- _REQUIRED TASK_: A faithful transcription of all the data is required.

Stored entries
.....

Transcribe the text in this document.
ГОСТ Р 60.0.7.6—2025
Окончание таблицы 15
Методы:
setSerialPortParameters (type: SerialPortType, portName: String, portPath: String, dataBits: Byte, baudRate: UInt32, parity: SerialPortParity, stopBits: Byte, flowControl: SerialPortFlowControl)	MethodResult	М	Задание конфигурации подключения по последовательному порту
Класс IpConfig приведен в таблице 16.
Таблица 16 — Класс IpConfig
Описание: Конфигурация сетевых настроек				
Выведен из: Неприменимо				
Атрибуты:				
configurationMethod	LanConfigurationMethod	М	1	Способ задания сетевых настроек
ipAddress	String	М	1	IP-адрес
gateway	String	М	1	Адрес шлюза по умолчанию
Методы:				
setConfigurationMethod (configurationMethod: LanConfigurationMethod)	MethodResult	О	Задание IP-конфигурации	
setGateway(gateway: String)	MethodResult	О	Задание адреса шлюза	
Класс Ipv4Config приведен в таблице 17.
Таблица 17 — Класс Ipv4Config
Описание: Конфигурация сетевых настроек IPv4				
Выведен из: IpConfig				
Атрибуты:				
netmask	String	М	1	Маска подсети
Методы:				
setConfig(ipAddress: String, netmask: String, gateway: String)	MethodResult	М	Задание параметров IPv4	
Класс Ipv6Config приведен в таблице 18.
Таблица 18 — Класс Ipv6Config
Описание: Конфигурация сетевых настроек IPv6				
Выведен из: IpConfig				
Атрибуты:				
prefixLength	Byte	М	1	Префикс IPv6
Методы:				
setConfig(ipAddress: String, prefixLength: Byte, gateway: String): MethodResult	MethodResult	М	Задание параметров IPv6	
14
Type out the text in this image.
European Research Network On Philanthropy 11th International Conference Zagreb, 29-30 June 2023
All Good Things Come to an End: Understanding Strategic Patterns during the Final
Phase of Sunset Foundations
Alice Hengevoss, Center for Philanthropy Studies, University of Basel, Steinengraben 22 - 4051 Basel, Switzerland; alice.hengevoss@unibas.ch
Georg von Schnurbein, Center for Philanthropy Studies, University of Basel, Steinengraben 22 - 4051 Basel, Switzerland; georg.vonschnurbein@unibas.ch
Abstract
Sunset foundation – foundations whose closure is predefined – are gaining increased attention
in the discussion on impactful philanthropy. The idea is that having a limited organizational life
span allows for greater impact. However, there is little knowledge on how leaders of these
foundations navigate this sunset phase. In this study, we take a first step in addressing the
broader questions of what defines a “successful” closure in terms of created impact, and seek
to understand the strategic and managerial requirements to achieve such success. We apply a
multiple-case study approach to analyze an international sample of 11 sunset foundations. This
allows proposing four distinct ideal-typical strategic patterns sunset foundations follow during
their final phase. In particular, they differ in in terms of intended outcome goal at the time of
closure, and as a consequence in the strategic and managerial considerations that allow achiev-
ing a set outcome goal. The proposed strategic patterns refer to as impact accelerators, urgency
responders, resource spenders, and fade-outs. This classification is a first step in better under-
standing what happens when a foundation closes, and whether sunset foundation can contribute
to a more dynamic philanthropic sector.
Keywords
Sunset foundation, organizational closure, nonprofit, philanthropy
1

.....

- _IN RESPONSE_:
Transcribe the text in this document.
ГОСТ Р 60.0.7.6—2025
Окончание таблицы 15
Методы:
setSerialPortParameters (type: SerialPortType, portName: String, portPath: String, dataBits: Byte, baudRate: UInt32, parity: SerialPortParity, stopBits: Byte, flowControl: SerialPortFlowControl)	MethodResult	М	Задание конфигурации подключения по последовательному порту
Класс IpConfig приведен в таблице 16.
Таблица 16 — Класс IpConfig
Описание: Конфигурация сетевых настроек				
Выведен из: Неприменимо				
Атрибуты:				
configurationMethod	LanConfigurationMethod	М	1	Способ задания сетевых настроек
ipAddress	String	М	1	IP-адрес
gateway	String	М	1	Адрес шлюза по умолчанию
Методы:				
setConfigurationMethod (configurationMethod: LanConfigurationMethod)	MethodResult	О	Задание IP-конфигурации	
setGateway(gateway: String)	MethodResult	О	Задание адреса шлюза	
Класс Ipv4Config приведен в таблице 17.
Таблица 17 — Класс Ipv4Config
Описание: Конфигурация сетевых настроек IPv4				
Выведен из: IpConfig				
Атрибуты:				
netmask	String	М	1	Маска подсети
Методы:				
setConfig(ipAddress: String, netmask: String, gateway: String)	MethodResult	М	Задание параметров IPv4	
Класс Ipv6Config приведен в таблице 18.
Таблица 18 — Класс Ipv6Config
Описание: Конфигурация сетевых настроек IPv6				
Выведен из: IpConfig				
Атрибуты:				
prefixLength	Byte	М	1	Префикс IPv6
Методы:				
setConfig(ipAddress: String, prefixLength: Byte, gateway: String): MethodResult	MethodResult	М	Задание параметров IPv6	
14
Type out the text in this image.
European Research Network On Philanthropy 11th International Conference Zagreb, 29-30 June 2023
All Good Things Come to an End: Understanding Strategic Patterns during the Final
Phase of Sunset Foundations
Alice Hengevoss, Center for Philanthropy Studies, University of Basel, Steinengraben 22 - 4051 Basel, Switzerland; alice.hengevoss@unibas.ch
Georg von Schnurbein, Center for Philanthropy Studies, University of Basel, Steinengraben 22 - 4051 Basel, Switzerland; georg.vonschnurbein@unibas.ch
Abstract
Sunset foundation – foundations whose closure is predefined – are gaining increased attention
in the discussion on impactful philanthropy. The idea is that having a limited organizational life
span allows for greater impact. However, there is little knowledge on how leaders of these
foundations navigate this sunset phase. In this study, we take a first step in addressing the
broader questions of what defines a “successful” closure in terms of created impact, and seek
to understand the strategic and managerial requirements to achieve such success. We apply a
multiple-case study approach to analyze an international sample of 11 sunset foundations. This
allows proposing four distinct ideal-typical strategic patterns sunset foundations follow during
their final phase. In particular, they differ in in terms of intended outcome goal at the time of
closure, and as a consequence in the strategic and managerial considerations that allow achiev-
ing a set outcome goal. The proposed strategic patterns refer to as impact accelerators, urgency
responders, resource spenders, and fade-outs. This classification is a first step in better under-
standing what happens when a foundation closes, and whether sunset foundation can contribute
to a more dynamic philanthropic sector.
Keywords
Sunset foundation, organizational closure, nonprofit, philanthropy
1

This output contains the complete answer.